* START Entries shown *
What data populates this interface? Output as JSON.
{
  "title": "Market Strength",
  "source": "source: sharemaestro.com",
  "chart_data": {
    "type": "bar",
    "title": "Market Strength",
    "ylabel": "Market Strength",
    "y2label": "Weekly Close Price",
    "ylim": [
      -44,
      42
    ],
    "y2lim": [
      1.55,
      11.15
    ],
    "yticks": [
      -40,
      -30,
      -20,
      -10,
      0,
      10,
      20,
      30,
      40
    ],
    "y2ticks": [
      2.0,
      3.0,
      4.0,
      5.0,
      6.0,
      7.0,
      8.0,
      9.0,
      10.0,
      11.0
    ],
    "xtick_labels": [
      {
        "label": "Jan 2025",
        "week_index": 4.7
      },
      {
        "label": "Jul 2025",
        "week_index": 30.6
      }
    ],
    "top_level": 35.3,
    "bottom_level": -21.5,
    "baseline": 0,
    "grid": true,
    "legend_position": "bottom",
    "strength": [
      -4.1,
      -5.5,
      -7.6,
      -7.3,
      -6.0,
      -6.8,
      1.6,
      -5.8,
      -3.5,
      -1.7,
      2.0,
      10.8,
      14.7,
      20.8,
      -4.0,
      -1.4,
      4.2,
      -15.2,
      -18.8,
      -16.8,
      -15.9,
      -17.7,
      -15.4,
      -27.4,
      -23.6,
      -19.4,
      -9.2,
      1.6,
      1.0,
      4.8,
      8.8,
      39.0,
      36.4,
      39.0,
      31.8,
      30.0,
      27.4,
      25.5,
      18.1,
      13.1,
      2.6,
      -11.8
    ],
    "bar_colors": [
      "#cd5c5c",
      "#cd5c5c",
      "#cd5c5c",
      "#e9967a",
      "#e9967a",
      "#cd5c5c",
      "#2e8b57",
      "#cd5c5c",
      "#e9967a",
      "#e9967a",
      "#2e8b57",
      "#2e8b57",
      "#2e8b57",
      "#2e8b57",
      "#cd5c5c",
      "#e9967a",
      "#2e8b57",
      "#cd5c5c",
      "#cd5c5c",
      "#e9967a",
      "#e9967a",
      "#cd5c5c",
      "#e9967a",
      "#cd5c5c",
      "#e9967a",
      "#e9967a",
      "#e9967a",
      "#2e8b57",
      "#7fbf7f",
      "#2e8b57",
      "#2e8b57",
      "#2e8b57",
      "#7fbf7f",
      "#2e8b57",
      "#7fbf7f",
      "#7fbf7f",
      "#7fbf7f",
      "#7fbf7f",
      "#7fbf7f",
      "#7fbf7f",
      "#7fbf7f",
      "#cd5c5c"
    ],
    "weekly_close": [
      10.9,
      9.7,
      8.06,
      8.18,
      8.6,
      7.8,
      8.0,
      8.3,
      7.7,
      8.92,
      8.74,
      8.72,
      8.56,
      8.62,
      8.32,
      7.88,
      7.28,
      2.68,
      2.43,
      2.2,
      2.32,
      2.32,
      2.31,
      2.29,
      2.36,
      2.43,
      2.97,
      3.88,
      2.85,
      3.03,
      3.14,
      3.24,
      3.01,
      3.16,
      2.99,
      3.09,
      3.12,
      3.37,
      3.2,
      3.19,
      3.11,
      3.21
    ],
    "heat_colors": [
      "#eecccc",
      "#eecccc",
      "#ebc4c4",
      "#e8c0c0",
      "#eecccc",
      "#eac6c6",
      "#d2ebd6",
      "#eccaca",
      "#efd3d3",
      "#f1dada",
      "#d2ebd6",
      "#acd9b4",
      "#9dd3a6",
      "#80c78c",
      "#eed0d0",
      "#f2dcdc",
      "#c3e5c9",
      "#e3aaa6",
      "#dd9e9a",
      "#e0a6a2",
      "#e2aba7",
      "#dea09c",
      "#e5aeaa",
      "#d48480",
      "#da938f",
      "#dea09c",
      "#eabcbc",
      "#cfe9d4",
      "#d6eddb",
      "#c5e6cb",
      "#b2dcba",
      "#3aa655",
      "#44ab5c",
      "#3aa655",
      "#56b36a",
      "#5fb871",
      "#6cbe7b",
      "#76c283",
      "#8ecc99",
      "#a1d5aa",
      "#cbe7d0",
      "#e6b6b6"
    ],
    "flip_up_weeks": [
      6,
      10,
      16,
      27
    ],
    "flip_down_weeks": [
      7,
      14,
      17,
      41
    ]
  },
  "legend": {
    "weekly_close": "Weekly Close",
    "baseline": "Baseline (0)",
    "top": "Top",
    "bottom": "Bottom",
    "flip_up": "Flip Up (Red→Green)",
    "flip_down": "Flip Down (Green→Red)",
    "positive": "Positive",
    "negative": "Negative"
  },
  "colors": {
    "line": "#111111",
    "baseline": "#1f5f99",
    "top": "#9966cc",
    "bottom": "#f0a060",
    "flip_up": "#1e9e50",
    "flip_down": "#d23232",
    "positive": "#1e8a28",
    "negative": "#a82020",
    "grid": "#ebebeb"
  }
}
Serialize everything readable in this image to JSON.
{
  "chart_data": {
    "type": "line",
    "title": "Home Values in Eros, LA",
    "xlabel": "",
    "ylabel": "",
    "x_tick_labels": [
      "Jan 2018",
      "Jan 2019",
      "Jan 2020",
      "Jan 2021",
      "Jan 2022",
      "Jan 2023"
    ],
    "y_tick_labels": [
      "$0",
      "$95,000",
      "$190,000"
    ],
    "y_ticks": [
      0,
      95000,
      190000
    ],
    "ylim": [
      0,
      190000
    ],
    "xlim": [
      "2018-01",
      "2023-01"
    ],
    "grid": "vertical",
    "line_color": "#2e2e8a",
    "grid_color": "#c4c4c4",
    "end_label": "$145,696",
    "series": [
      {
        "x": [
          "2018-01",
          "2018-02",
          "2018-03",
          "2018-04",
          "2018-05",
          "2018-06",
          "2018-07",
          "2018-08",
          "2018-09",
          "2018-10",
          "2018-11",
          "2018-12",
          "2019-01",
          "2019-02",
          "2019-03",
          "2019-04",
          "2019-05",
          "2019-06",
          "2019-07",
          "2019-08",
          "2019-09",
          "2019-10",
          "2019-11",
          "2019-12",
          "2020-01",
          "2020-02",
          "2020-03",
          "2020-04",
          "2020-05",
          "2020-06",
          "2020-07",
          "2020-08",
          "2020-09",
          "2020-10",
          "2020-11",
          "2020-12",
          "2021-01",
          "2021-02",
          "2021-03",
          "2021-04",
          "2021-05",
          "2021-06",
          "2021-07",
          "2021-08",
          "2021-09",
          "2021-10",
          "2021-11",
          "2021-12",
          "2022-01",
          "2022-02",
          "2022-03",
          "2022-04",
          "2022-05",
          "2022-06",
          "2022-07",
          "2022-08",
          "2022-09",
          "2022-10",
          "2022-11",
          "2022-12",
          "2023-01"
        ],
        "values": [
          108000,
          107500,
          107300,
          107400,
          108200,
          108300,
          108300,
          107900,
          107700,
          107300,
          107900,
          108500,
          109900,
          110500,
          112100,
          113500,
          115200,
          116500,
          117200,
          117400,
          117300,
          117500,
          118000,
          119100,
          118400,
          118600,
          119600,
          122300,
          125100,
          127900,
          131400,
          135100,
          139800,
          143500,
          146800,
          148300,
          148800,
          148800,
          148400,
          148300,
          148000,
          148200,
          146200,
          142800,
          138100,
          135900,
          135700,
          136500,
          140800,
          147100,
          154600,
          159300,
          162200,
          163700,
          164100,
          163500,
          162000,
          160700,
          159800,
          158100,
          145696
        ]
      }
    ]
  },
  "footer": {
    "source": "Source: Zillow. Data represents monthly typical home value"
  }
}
* END Entries shown *
### Directions
Copy out the whole listing, exactly as written.

### Worked answer
What data populates this interface? Output as JSON.
{
  "title": "Market Strength",
  "source": "source: sharemaestro.com",
  "chart_data": {
    "type": "bar",
    "title": "Market Strength",
    "ylabel": "Market Strength",
    "y2label": "Weekly Close Price",
    "ylim": [
      -44,
      42
    ],
    "y2lim": [
      1.55,
      11.15
    ],
    "yticks": [
      -40,
      -30,
      -20,
      -10,
      0,
      10,
      20,
      30,
      40
    ],
    "y2ticks": [
      2.0,
      3.0,
      4.0,
      5.0,
      6.0,
      7.0,
      8.0,
      9.0,
      10.0,
      11.0
    ],
    "xtick_labels": [
      {
        "label": "Jan 2025",
        "week_index": 4.7
      },
      {
        "label": "Jul 2025",
        "week_index": 30.6
      }
    ],
    "top_level": 35.3,
    "bottom_level": -21.5,
    "baseline": 0,
    "grid": true,
    "legend_position": "bottom",
    "strength": [
      -4.1,
      -5.5,
      -7.6,
      -7.3,
      -6.0,
      -6.8,
      1.6,
      -5.8,
      -3.5,
      -1.7,
      2.0,
      10.8,
      14.7,
      20.8,
      -4.0,
      -1.4,
      4.2,
      -15.2,
      -18.8,
      -16.8,
      -15.9,
      -17.7,
      -15.4,
      -27.4,
      -23.6,
      -19.4,
      -9.2,
      1.6,
      1.0,
      4.8,
      8.8,
      39.0,
      36.4,
      39.0,
      31.8,
      30.0,
      27.4,
      25.5,
      18.1,
      13.1,
      2.6,
      -11.8
    ],
    "bar_colors": [
      "#cd5c5c",
      "#cd5c5c",
      "#cd5c5c",
      "#e9967a",
      "#e9967a",
      "#cd5c5c",
      "#2e8b57",
      "#cd5c5c",
      "#e9967a",
      "#e9967a",
      "#2e8b57",
      "#2e8b57",
      "#2e8b57",
      "#2e8b57",
      "#cd5c5c",
      "#e9967a",
      "#2e8b57",
      "#cd5c5c",
      "#cd5c5c",
      "#e9967a",
      "#e9967a",
      "#cd5c5c",
      "#e9967a",
      "#cd5c5c",
      "#e9967a",
      "#e9967a",
      "#e9967a",
      "#2e8b57",
      "#7fbf7f",
      "#2e8b57",
      "#2e8b57",
      "#2e8b57",
      "#7fbf7f",
      "#2e8b57",
      "#7fbf7f",
      "#7fbf7f",
      "#7fbf7f",
      "#7fbf7f",
      "#7fbf7f",
      "#7fbf7f",
      "#7fbf7f",
      "#cd5c5c"
    ],
    "weekly_close": [
      10.9,
      9.7,
      8.06,
      8.18,
      8.6,
      7.8,
      8.0,
      8.3,
      7.7,
      8.92,
      8.74,
      8.72,
      8.56,
      8.62,
      8.32,
      7.88,
      7.28,
      2.68,
      2.43,
      2.2,
      2.32,
      2.32,
      2.31,
      2.29,
      2.36,
      2.43,
      2.97,
      3.88,
      2.85,
      3.03,
      3.14,
      3.24,
      3.01,
      3.16,
      2.99,
      3.09,
      3.12,
      3.37,
      3.2,
      3.19,
      3.11,
      3.21
    ],
    "heat_colors": [
      "#eecccc",
      "#eecccc",
      "#ebc4c4",
      "#e8c0c0",
      "#eecccc",
      "#eac6c6",
      "#d2ebd6",
      "#eccaca",
      "#efd3d3",
      "#f1dada",
      "#d2ebd6",
      "#acd9b4",
      "#9dd3a6",
      "#80c78c",
      "#eed0d0",
      "#f2dcdc",
      "#c3e5c9",
      "#e3aaa6",
      "#dd9e9a",
      "#e0a6a2",
      "#e2aba7",
      "#dea09c",
      "#e5aeaa",
      "#d48480",
      "#da938f",
      "#dea09c",
      "#eabcbc",
      "#cfe9d4",
      "#d6eddb",
      "#c5e6cb",
      "#b2dcba",
      "#3aa655",
      "#44ab5c",
      "#3aa655",
      "#56b36a",
      "#5fb871",
      "#6cbe7b",
      "#76c283",
      "#8ecc99",
      "#a1d5aa",
      "#cbe7d0",
      "#e6b6b6"
    ],
    "flip_up_weeks": [
      6,
      10,
      16,
      27
    ],
    "flip_down_weeks": [
      7,
      14,
      17,
      41
    ]
  },
  "legend": {
    "weekly_close": "Weekly Close",
    "baseline": "Baseline (0)",
    "top": "Top",
    "bottom": "Bottom",
    "flip_up": "Flip Up (Red→Green)",
    "flip_down": "Flip Down (Green→Red)",
    "positive": "Positive",
    "negative": "Negative"
  },
  "colors": {
    "line": "#111111",
    "baseline": "#1f5f99",
    "top": "#9966cc",
    "bottom": "#f0a060",
    "flip_up": "#1e9e50",
    "flip_down": "#d23232",
    "positive": "#1e8a28",
    "negative": "#a82020",
    "grid": "#ebebeb"
  }
}
Serialize everything readable in this image to JSON.
{
  "chart_data": {
    "type": "line",
    "title": "Home Values in Eros, LA",
    "xlabel": "",
    "ylabel": "",
    "x_tick_labels": [
      "Jan 2018",
      "Jan 2019",
      "Jan 2020",
      "Jan 2021",
      "Jan 2022",
      "Jan 2023"
    ],
    "y_tick_labels": [
      "$0",
      "$95,000",
      "$190,000"
    ],
    "y_ticks": [
      0,
      95000,
      190000
    ],
    "ylim": [
      0,
      190000
    ],
    "xlim": [
      "2018-01",
      "2023-01"
    ],
    "grid": "vertical",
    "line_color": "#2e2e8a",
    "grid_color": "#c4c4c4",
    "end_label": "$145,696",
    "series": [
      {
        "x": [
          "2018-01",
          "2018-02",
          "2018-03",
          "2018-04",
          "2018-05",
          "2018-06",
          "2018-07",
          "2018-08",
          "2018-09",
          "2018-10",
          "2018-11",
          "2018-12",
          "2019-01",
          "2019-02",
          "2019-03",
          "2019-04",
          "2019-05",
          "2019-06",
          "2019-07",
          "2019-08",
          "2019-09",
          "2019-10",
          "2019-11",
          "2019-12",
          "2020-01",
          "2020-02",
          "2020-03",
          "2020-04",
          "2020-05",
          "2020-06",
          "2020-07",
          "2020-08",
          "2020-09",
          "2020-10",
          "2020-11",
          "2020-12",
          "2021-01",
          "2021-02",
          "2021-03",
          "2021-04",
          "2021-05",
          "2021-06",
          "2021-07",
          "2021-08",
          "2021-09",
          "2021-10",
          "2021-11",
          "2021-12",
          "2022-01",
          "2022-02",
          "2022-03",
          "2022-04",
          "2022-05",
          "2022-06",
          "2022-07",
          "2022-08",
          "2022-09",
          "2022-10",
          "2022-11",
          "2022-12",
          "2023-01"
        ],
        "values": [
          108000,
          107500,
          107300,
          107400,
          108200,
          108300,
          108300,
          107900,
          107700,
          107300,
          107900,
          108500,
          109900,
          110500,
          112100,
          113500,
          115200,
          116500,
          117200,
          117400,
          117300,
          117500,
          118000,
          119100,
          118400,
          118600,
          119600,
          122300,
          125100,
          127900,
          131400,
          135100,
          139800,
          143500,
          146800,
          148300,
          148800,
          148800,
          148400,
          148300,
          148000,
          148200,
          146200,
          142800,
          138100,
          135900,
          135700,
          136500,
          140800,
          147100,
          154600,
          159300,
          162200,
          163700,
          164100,
          163500,
          162000,
          160700,
          159800,
          158100,
          145696
        ]
      }
    ]
  },
  "footer": {
    "source": "Source: Zillow. Data represents monthly typical home value"
  }
}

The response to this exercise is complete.